**EXERCISE TASK:**
Every entry must be given again exactly.

Dataset entries:
= = = =
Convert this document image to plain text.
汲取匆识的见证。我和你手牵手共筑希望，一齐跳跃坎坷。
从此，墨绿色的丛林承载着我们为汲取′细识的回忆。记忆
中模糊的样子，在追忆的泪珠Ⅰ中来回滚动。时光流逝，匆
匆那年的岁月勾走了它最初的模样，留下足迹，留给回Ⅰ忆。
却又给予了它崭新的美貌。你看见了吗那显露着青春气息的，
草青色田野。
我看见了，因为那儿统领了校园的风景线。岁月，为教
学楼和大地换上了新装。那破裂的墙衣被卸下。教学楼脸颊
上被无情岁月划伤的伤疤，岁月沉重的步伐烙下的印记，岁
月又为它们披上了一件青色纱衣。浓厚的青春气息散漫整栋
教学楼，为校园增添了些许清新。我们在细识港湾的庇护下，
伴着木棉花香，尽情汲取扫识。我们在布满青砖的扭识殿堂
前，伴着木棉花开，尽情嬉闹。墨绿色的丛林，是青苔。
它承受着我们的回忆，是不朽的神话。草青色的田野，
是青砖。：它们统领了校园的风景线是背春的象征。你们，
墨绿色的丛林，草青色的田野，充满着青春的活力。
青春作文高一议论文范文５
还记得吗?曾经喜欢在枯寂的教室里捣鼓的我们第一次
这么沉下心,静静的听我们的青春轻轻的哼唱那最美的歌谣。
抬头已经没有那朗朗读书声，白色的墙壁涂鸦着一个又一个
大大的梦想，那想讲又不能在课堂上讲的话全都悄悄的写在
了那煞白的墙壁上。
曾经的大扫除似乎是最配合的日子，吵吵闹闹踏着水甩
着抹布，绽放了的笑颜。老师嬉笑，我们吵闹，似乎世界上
= = = =
**THE RESULT:**
Convert this document image to plain text.
汲取匆识的见证。我和你手牵手共筑希望，一齐跳跃坎坷。
从此，墨绿色的丛林承载着我们为汲取′细识的回忆。记忆
中模糊的样子，在追忆的泪珠Ⅰ中来回滚动。时光流逝，匆
匆那年的岁月勾走了它最初的模样，留下足迹，留给回Ⅰ忆。
却又给予了它崭新的美貌。你看见了吗那显露着青春气息的，
草青色田野。
我看见了，因为那儿统领了校园的风景线。岁月，为教
学楼和大地换上了新装。那破裂的墙衣被卸下。教学楼脸颊
上被无情岁月划伤的伤疤，岁月沉重的步伐烙下的印记，岁
月又为它们披上了一件青色纱衣。浓厚的青春气息散漫整栋
教学楼，为校园增添了些许清新。我们在细识港湾的庇护下，
伴着木棉花香，尽情汲取扫识。我们在布满青砖的扭识殿堂
前，伴着木棉花开，尽情嬉闹。墨绿色的丛林，是青苔。
它承受着我们的回忆，是不朽的神话。草青色的田野，
是青砖。：它们统领了校园的风景线是背春的象征。你们，
墨绿色的丛林，草青色的田野，充满着青春的活力。
青春作文高一议论文范文５
还记得吗?曾经喜欢在枯寂的教室里捣鼓的我们第一次
这么沉下心,静静的听我们的青春轻轻的哼唱那最美的歌谣。
抬头已经没有那朗朗读书声，白色的墙壁涂鸦着一个又一个
大大的梦想，那想讲又不能在课堂上讲的话全都悄悄的写在
了那煞白的墙壁上。
曾经的大扫除似乎是最配合的日子，吵吵闹闹踏着水甩
着抹布，绽放了的笑颜。老师嬉笑，我们吵闹，似乎世界上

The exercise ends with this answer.